(SUPPLIED MATERIAL):
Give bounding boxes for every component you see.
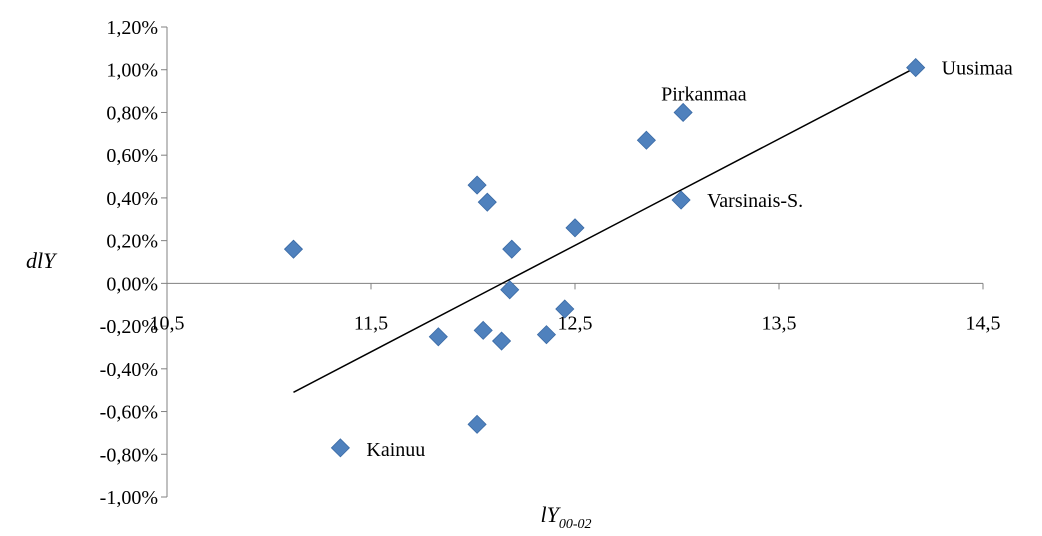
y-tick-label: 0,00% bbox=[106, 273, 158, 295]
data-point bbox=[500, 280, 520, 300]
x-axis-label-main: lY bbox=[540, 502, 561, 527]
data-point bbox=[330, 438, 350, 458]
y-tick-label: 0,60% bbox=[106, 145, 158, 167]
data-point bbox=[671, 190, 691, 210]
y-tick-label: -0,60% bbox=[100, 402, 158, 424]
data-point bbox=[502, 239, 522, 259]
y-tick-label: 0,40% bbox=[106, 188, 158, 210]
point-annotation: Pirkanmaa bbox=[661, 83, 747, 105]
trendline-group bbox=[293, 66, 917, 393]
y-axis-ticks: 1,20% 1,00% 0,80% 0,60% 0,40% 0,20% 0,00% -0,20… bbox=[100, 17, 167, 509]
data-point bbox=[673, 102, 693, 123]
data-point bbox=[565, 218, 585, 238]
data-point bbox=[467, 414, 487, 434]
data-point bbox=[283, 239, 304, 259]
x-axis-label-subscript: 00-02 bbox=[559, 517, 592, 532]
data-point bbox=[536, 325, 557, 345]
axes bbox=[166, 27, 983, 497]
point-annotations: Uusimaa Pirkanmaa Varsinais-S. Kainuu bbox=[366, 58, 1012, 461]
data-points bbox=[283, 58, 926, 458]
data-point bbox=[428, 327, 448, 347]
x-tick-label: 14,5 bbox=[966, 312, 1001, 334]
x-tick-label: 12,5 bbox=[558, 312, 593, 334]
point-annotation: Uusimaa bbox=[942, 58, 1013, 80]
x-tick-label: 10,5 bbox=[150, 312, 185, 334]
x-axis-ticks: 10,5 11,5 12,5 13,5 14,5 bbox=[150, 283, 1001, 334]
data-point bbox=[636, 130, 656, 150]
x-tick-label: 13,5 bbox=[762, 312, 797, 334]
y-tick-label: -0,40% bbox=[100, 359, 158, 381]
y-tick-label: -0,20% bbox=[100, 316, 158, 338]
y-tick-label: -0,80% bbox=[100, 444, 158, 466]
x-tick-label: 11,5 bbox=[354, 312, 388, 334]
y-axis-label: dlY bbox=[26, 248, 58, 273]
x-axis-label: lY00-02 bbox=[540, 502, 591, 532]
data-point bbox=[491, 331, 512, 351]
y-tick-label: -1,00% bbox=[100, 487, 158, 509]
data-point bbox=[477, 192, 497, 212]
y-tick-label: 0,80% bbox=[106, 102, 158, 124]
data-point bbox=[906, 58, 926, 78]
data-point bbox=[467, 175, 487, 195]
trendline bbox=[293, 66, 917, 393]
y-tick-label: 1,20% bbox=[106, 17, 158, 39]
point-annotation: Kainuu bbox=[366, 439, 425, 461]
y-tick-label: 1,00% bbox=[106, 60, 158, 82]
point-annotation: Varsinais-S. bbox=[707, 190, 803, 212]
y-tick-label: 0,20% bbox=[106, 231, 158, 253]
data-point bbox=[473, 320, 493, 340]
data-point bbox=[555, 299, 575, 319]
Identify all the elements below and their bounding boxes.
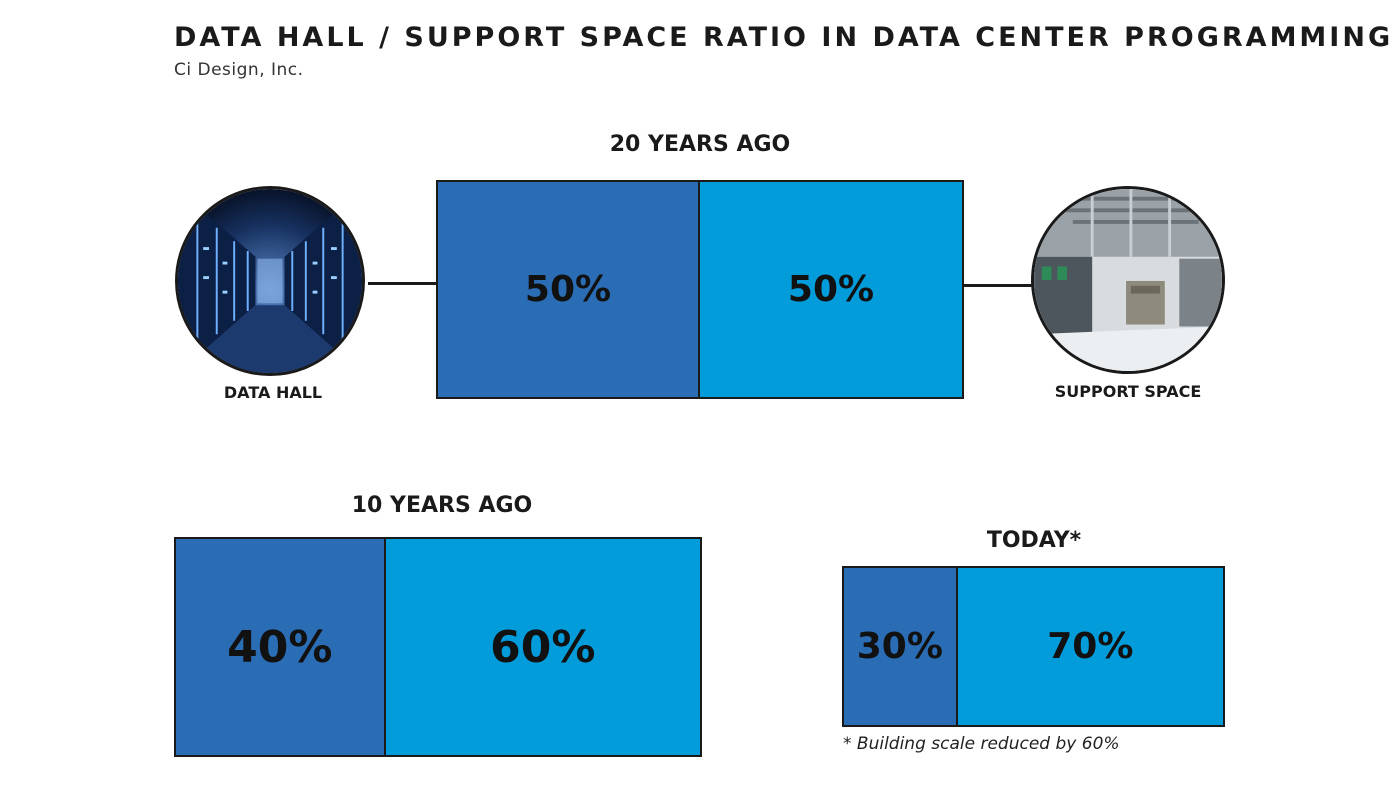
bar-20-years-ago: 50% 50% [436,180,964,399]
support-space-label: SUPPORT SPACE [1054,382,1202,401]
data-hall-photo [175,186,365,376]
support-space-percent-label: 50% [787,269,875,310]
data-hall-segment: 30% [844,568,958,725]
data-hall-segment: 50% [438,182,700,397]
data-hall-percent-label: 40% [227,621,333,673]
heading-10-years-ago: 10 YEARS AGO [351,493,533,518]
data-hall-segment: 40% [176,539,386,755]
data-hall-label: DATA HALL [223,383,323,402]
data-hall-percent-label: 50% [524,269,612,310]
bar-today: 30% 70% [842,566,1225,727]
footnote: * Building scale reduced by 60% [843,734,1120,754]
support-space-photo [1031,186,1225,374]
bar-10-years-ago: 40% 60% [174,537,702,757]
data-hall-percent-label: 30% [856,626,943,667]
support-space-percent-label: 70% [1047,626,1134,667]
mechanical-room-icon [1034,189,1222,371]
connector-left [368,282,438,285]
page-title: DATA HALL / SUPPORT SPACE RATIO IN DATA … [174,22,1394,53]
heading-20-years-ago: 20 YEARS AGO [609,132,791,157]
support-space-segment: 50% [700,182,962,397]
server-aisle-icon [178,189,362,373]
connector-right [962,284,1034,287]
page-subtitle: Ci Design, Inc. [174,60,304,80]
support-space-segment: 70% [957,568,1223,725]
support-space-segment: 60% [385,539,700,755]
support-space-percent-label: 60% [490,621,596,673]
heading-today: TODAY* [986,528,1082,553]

---

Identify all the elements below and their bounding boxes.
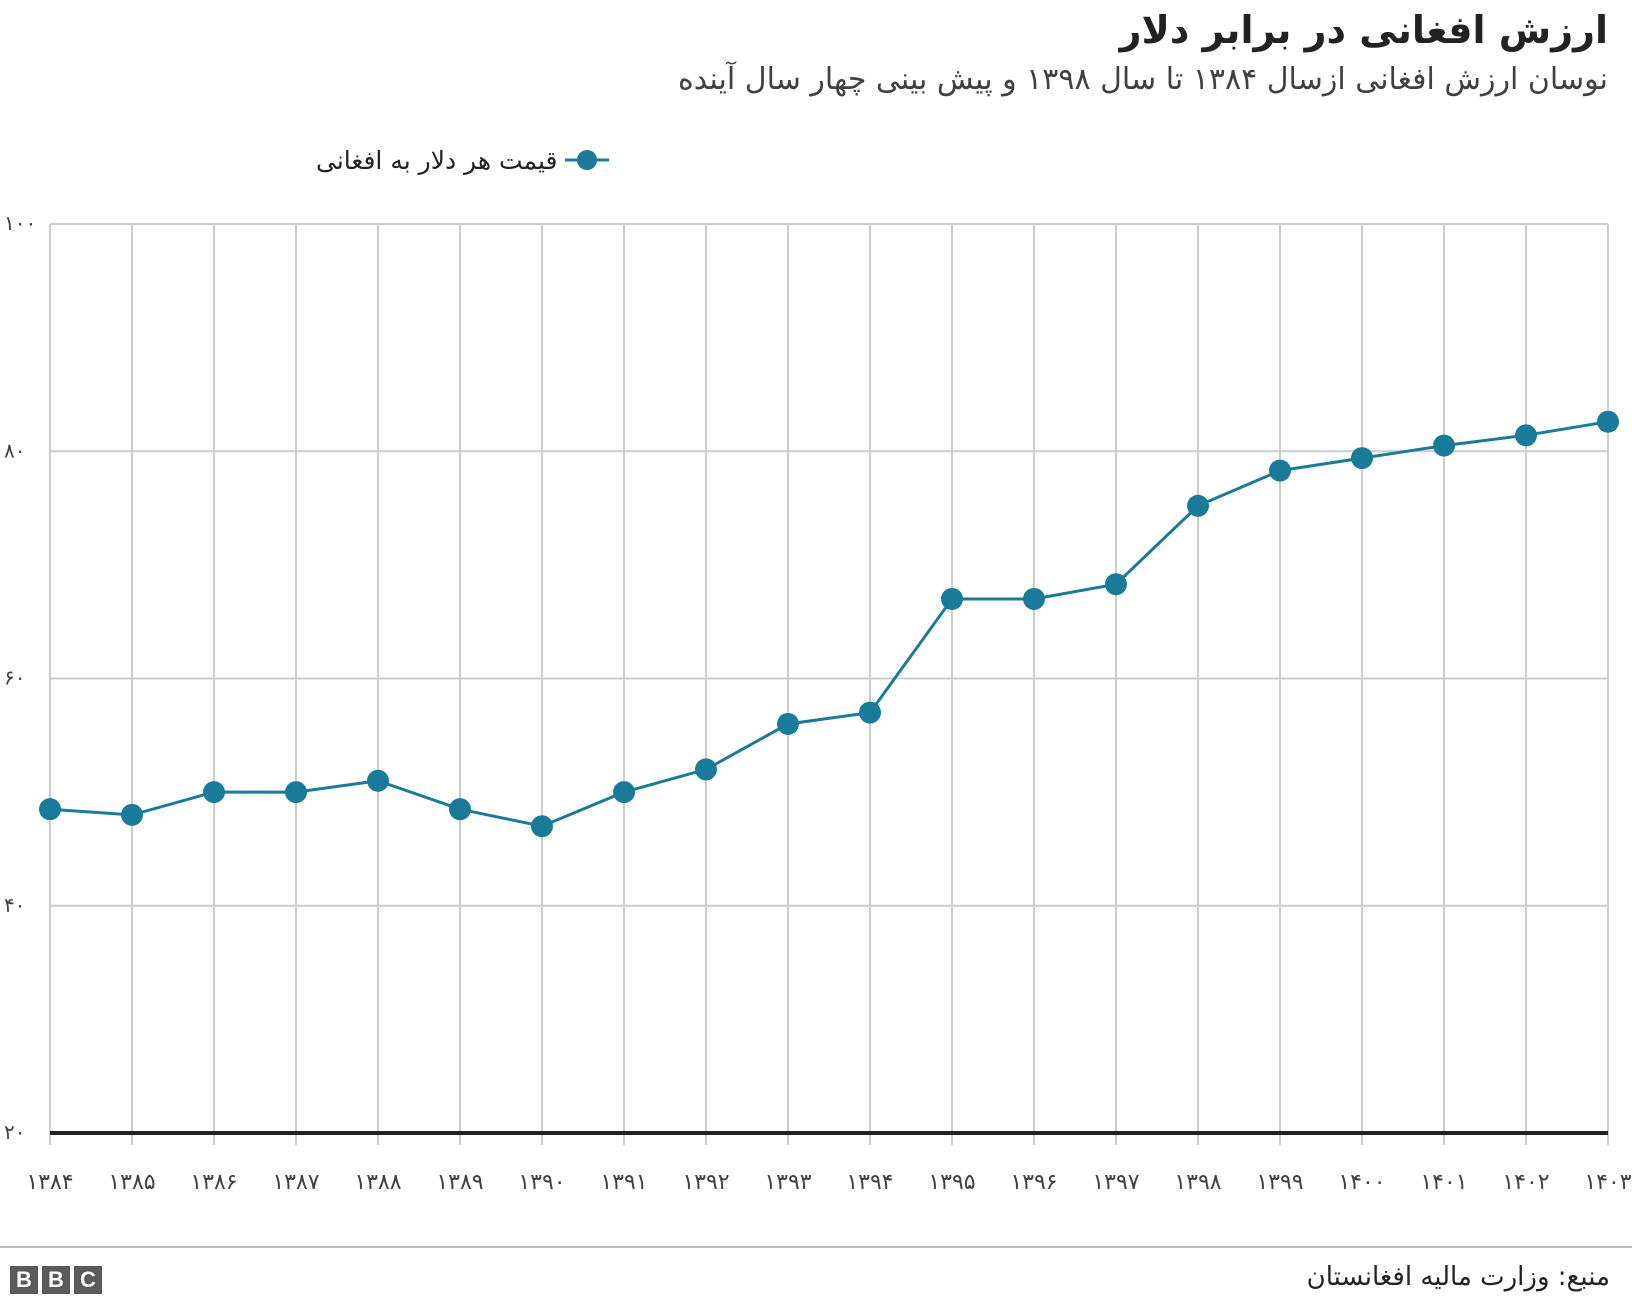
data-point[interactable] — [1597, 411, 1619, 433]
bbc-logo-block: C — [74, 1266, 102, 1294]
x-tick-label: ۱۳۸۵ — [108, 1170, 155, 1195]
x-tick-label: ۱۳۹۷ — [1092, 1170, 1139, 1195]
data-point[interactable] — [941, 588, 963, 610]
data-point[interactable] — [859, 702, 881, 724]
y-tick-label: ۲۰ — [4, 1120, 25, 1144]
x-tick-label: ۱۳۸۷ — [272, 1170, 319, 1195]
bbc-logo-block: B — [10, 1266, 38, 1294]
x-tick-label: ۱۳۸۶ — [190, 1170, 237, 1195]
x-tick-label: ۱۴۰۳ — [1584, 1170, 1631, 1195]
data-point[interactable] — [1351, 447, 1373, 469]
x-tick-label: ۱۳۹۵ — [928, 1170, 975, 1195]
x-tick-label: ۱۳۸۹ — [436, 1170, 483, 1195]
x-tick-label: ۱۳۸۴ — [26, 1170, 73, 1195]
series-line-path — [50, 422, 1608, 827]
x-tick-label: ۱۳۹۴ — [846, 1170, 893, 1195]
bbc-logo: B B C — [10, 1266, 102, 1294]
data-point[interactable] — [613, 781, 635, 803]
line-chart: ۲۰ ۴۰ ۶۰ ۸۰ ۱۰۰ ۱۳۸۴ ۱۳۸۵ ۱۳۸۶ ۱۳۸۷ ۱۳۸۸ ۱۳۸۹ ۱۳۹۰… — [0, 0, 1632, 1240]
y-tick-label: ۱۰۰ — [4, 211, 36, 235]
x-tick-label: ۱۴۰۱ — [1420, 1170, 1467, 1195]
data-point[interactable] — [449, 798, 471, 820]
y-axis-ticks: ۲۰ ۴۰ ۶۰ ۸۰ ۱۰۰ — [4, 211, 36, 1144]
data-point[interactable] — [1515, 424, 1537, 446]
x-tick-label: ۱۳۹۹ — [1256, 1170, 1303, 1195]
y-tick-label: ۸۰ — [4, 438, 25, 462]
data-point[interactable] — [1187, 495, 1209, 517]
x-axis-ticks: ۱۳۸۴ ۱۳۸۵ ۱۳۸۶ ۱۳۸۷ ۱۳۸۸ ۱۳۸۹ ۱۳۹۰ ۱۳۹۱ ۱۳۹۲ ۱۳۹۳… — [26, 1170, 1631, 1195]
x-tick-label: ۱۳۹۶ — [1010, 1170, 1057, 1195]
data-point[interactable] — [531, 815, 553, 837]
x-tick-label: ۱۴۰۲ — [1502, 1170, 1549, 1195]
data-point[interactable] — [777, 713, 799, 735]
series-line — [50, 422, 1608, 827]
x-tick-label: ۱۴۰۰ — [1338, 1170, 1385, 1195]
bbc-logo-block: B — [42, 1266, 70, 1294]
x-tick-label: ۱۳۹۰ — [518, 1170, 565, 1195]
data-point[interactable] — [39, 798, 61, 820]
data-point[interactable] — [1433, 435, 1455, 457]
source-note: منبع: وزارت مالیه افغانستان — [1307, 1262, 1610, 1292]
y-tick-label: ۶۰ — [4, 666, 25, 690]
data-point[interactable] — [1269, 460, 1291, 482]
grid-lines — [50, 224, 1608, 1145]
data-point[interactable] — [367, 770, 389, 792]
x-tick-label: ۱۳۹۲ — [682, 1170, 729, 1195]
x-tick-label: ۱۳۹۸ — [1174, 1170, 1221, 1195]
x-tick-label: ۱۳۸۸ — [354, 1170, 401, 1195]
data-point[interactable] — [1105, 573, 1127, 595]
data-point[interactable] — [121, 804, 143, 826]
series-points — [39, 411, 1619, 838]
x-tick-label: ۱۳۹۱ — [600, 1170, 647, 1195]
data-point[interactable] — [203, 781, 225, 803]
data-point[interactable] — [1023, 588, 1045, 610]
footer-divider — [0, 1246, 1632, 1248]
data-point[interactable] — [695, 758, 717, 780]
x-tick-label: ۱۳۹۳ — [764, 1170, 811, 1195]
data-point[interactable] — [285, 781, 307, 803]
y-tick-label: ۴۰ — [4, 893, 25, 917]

...

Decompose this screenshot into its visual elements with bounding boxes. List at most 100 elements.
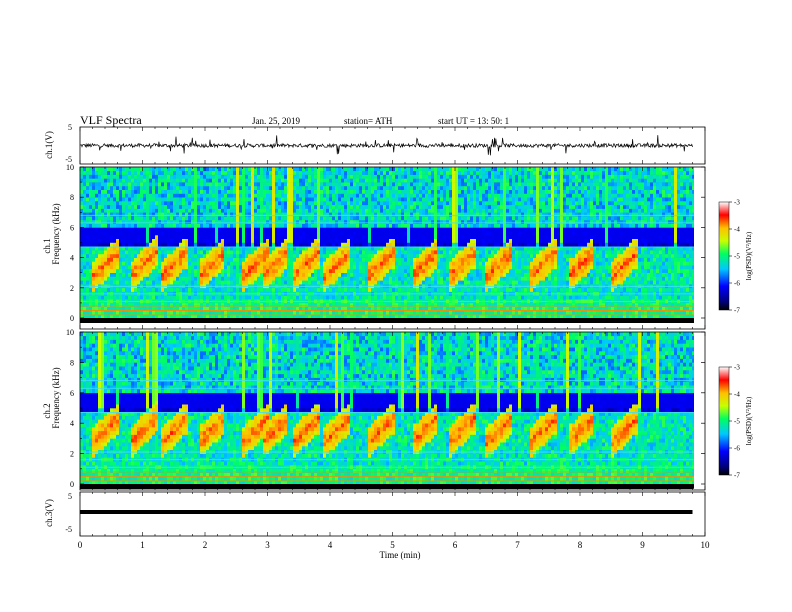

(TASK INSTRUCTIONS): Reproduce the lines of the records starting at the line containing "Give bounding boxes" and ending at the line containing "data-point bbox=[565, 218, 585, 238]", both included. Leave the pictures out of your answer.

(TASK RESULT):
Give bounding boxes for every component you see.
y-tick-label: 0,00% bbox=[106, 273, 158, 295]
data-point bbox=[500, 280, 520, 300]
x-axis-label-main: lY bbox=[540, 502, 561, 527]
data-point bbox=[330, 438, 350, 458]
y-tick-label: 0,60% bbox=[106, 145, 158, 167]
data-point bbox=[671, 190, 691, 210]
y-tick-label: -0,60% bbox=[100, 402, 158, 424]
data-point bbox=[502, 239, 522, 259]
y-tick-label: 0,40% bbox=[106, 188, 158, 210]
point-annotation: Pirkanmaa bbox=[661, 83, 747, 105]
trendline-group bbox=[293, 66, 917, 393]
y-axis-ticks: 1,20% 1,00% 0,80% 0,60% 0,40% 0,20% 0,00% -0,20… bbox=[100, 17, 167, 509]
data-point bbox=[673, 102, 693, 123]
data-point bbox=[565, 218, 585, 238]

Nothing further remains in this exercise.